***** PROVIDED DATA

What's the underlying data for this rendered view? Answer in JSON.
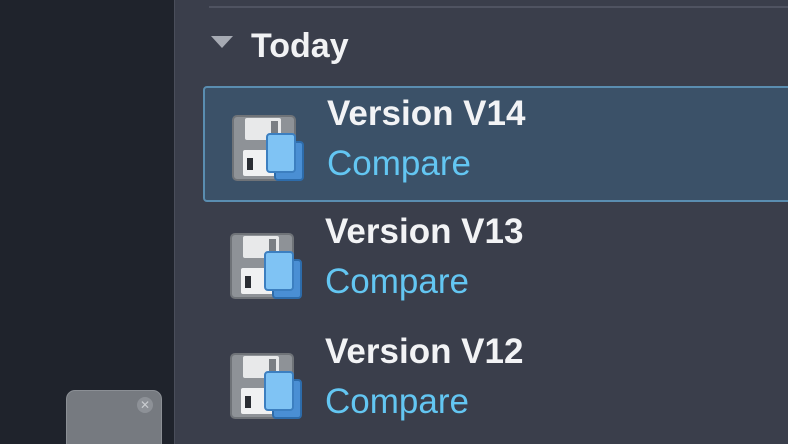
{
  "history": {
    "group_label": "Today",
    "versions": [
      {
        "title": "Version V14",
        "action": "Compare",
        "selected": true
      },
      {
        "title": "Version V13",
        "action": "Compare",
        "selected": false
      },
      {
        "title": "Version V12",
        "action": "Compare",
        "selected": false
      }
    ]
  },
  "icons": {
    "group_toggle": "triangle-down-icon",
    "version": "save-copy-icon",
    "mini_panel_close": "close-icon"
  },
  "colors": {
    "panel_bg": "#3a3e4b",
    "selected_bg": "#3b5168",
    "selected_border": "#5a8db0",
    "link": "#63c6f2"
  }
}
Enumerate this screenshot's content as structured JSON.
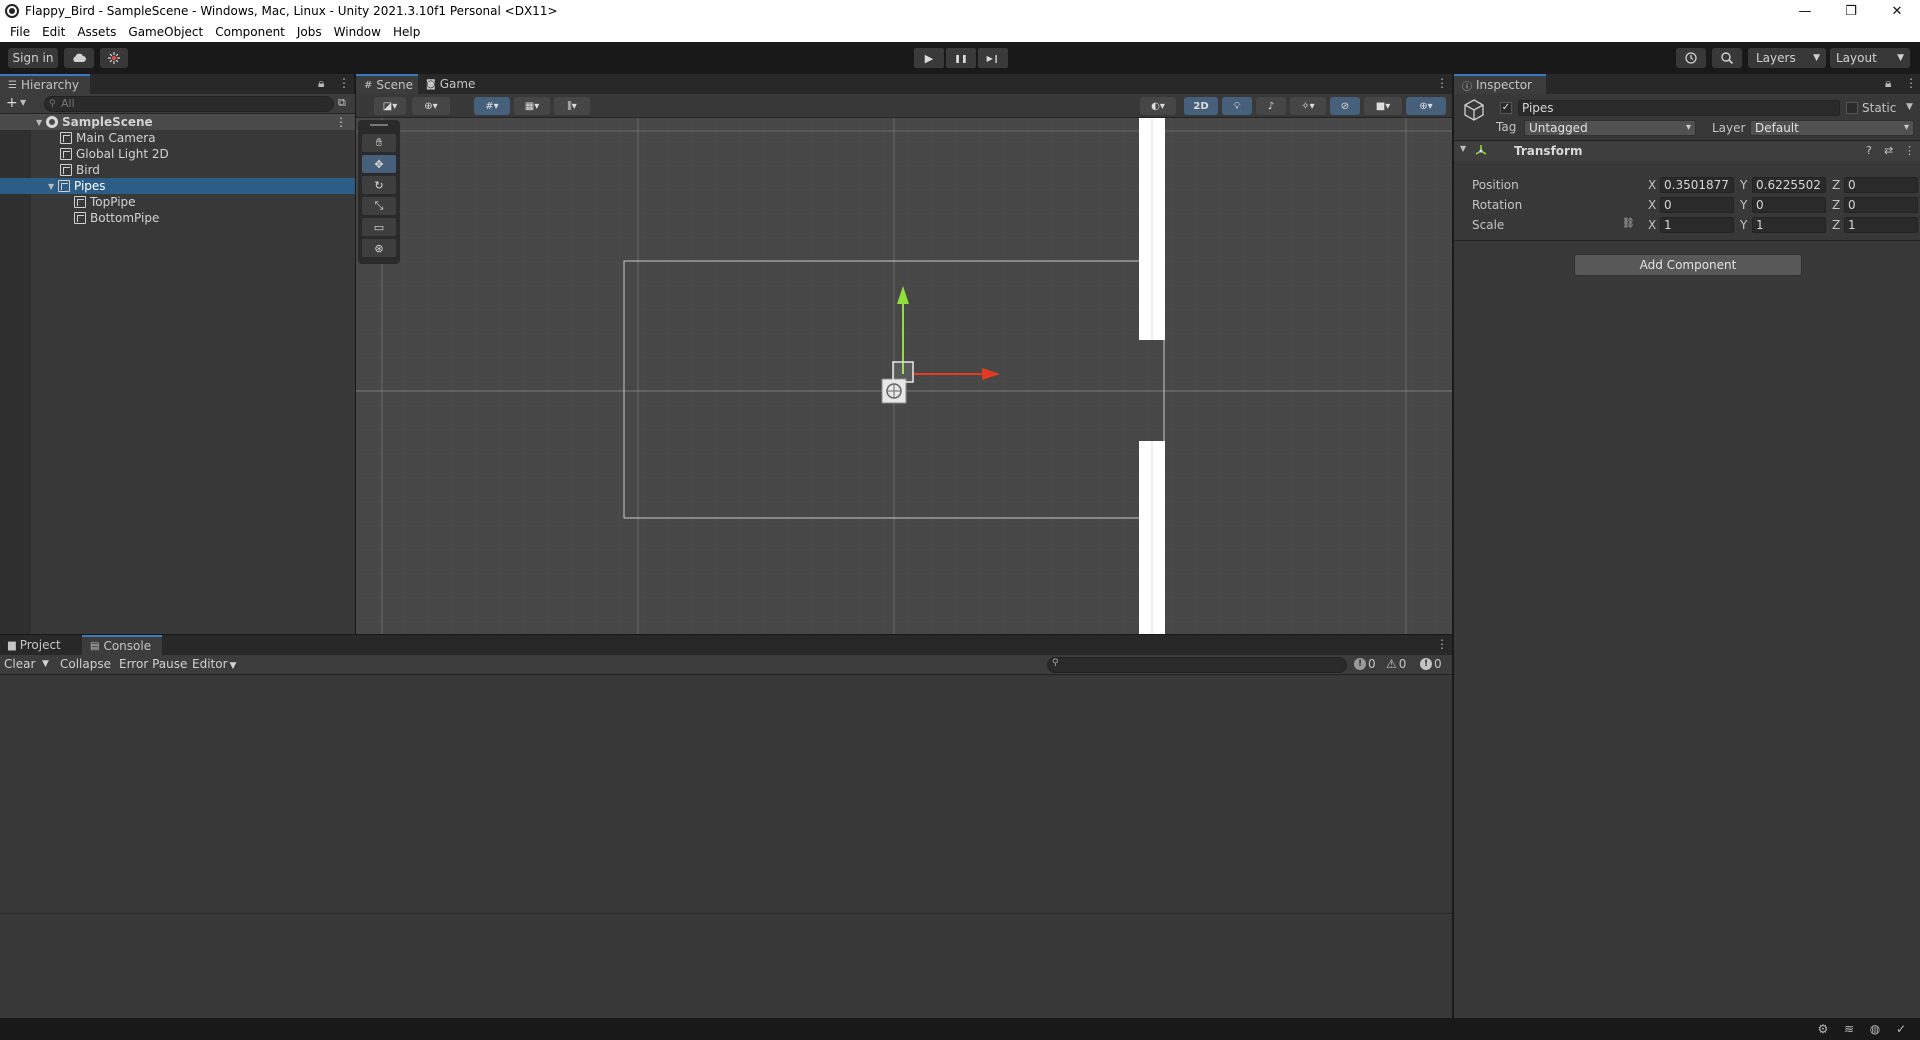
{
  "window": {
    "title": "Flappy_Bird - SampleScene - Windows, Mac, Linux - Unity 2021.3.10f1 Personal <DX11>",
    "minimize": "—",
    "restore": "❐",
    "close": "✕"
  },
  "menu": [
    "File",
    "Edit",
    "Assets",
    "GameObject",
    "Component",
    "Jobs",
    "Window",
    "Help"
  ],
  "toolbar": {
    "sign_in": "Sign in",
    "cloud_icon": "cloud-icon",
    "collab_icon": "collab-icon",
    "play_icon": "▶",
    "pause_icon": "❚❚",
    "step_icon": "▶❙",
    "history_icon": "history-icon",
    "search_icon": "search-icon",
    "layers": "Layers",
    "layout": "Layout"
  },
  "hierarchy": {
    "tab": "Hierarchy",
    "add": "+",
    "search_placeholder": "All",
    "scene": "SampleScene",
    "items": [
      {
        "label": "Main Camera"
      },
      {
        "label": "Global Light 2D"
      },
      {
        "label": "Bird"
      },
      {
        "label": "Pipes"
      },
      {
        "label": "TopPipe"
      },
      {
        "label": "BottomPipe"
      }
    ]
  },
  "scene": {
    "tab_scene": "Scene",
    "tab_game": "Game",
    "mode_2d": "2D"
  },
  "inspector": {
    "tab": "Inspector",
    "object_name": "Pipes",
    "active_checked": true,
    "static_label": "Static",
    "tag_label": "Tag",
    "tag_value": "Untagged",
    "layer_label": "Layer",
    "layer_value": "Default",
    "component_title": "Transform",
    "position_label": "Position",
    "rotation_label": "Rotation",
    "scale_label": "Scale",
    "position": {
      "x": "0.3501877",
      "y": "0.6225502",
      "z": "0"
    },
    "rotation": {
      "x": "0",
      "y": "0",
      "z": "0"
    },
    "scale": {
      "x": "1",
      "y": "1",
      "z": "1"
    },
    "axis_x": "X",
    "axis_y": "Y",
    "axis_z": "Z",
    "add_component": "Add Component"
  },
  "console": {
    "tab_project": "Project",
    "tab_console": "Console",
    "clear": "Clear",
    "collapse": "Collapse",
    "error_pause": "Error Pause",
    "editor": "Editor",
    "log_count": "0",
    "warning_count": "0",
    "error_count": "0"
  },
  "colors": {
    "accent": "#3a79bb",
    "selection": "#2c5d87",
    "gizmo_x": "#e53a22",
    "gizmo_y": "#8fe03a"
  }
}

**********

Each entry above is to be written out again unchanged, apart from the pictures, which are left out.

> [RESULT OF THE TASK]
What's the underlying data for this rendered view? Answer in JSON.
{
  "history": {
    "group_label": "Today",
    "versions": [
      {
        "title": "Version V14",
        "action": "Compare",
        "selected": true
      },
      {
        "title": "Version V13",
        "action": "Compare",
        "selected": false
      },
      {
        "title": "Version V12",
        "action": "Compare",
        "selected": false
      }
    ]
  },
  "icons": {
    "group_toggle": "triangle-down-icon",
    "version": "save-copy-icon",
    "mini_panel_close": "close-icon"
  },
  "colors": {
    "panel_bg": "#3a3e4b",
    "selected_bg": "#3b5168",
    "selected_border": "#5a8db0",
    "link": "#63c6f2"
  }
}
Enumerate this screenshot's content as structured JSON.
{
  "window": {
    "title": "Flappy_Bird - SampleScene - Windows, Mac, Linux - Unity 2021.3.10f1 Personal <DX11>",
    "minimize": "—",
    "restore": "❐",
    "close": "✕"
  },
  "menu": [
    "File",
    "Edit",
    "Assets",
    "GameObject",
    "Component",
    "Jobs",
    "Window",
    "Help"
  ],
  "toolbar": {
    "sign_in": "Sign in",
    "cloud_icon": "cloud-icon",
    "collab_icon": "collab-icon",
    "play_icon": "▶",
    "pause_icon": "❚❚",
    "step_icon": "▶❙",
    "history_icon": "history-icon",
    "search_icon": "search-icon",
    "layers": "Layers",
    "layout": "Layout"
  },
  "hierarchy": {
    "tab": "Hierarchy",
    "add": "+",
    "search_placeholder": "All",
    "scene": "SampleScene",
    "items": [
      {
        "label": "Main Camera"
      },
      {
        "label": "Global Light 2D"
      },
      {
        "label": "Bird"
      },
      {
        "label": "Pipes"
      },
      {
        "label": "TopPipe"
      },
      {
        "label": "BottomPipe"
      }
    ]
  },
  "scene": {
    "tab_scene": "Scene",
    "tab_game": "Game",
    "mode_2d": "2D"
  },
  "inspector": {
    "tab": "Inspector",
    "object_name": "Pipes",
    "active_checked": true,
    "static_label": "Static",
    "tag_label": "Tag",
    "tag_value": "Untagged",
    "layer_label": "Layer",
    "layer_value": "Default",
    "component_title": "Transform",
    "position_label": "Position",
    "rotation_label": "Rotation",
    "scale_label": "Scale",
    "position": {
      "x": "0.3501877",
      "y": "0.6225502",
      "z": "0"
    },
    "rotation": {
      "x": "0",
      "y": "0",
      "z": "0"
    },
    "scale": {
      "x": "1",
      "y": "1",
      "z": "1"
    },
    "axis_x": "X",
    "axis_y": "Y",
    "axis_z": "Z",
    "add_component": "Add Component"
  },
  "console": {
    "tab_project": "Project",
    "tab_console": "Console",
    "clear": "Clear",
    "collapse": "Collapse",
    "error_pause": "Error Pause",
    "editor": "Editor",
    "log_count": "0",
    "warning_count": "0",
    "error_count": "0"
  },
  "colors": {
    "accent": "#3a79bb",
    "selection": "#2c5d87",
    "gizmo_x": "#e53a22",
    "gizmo_y": "#8fe03a"
  }
}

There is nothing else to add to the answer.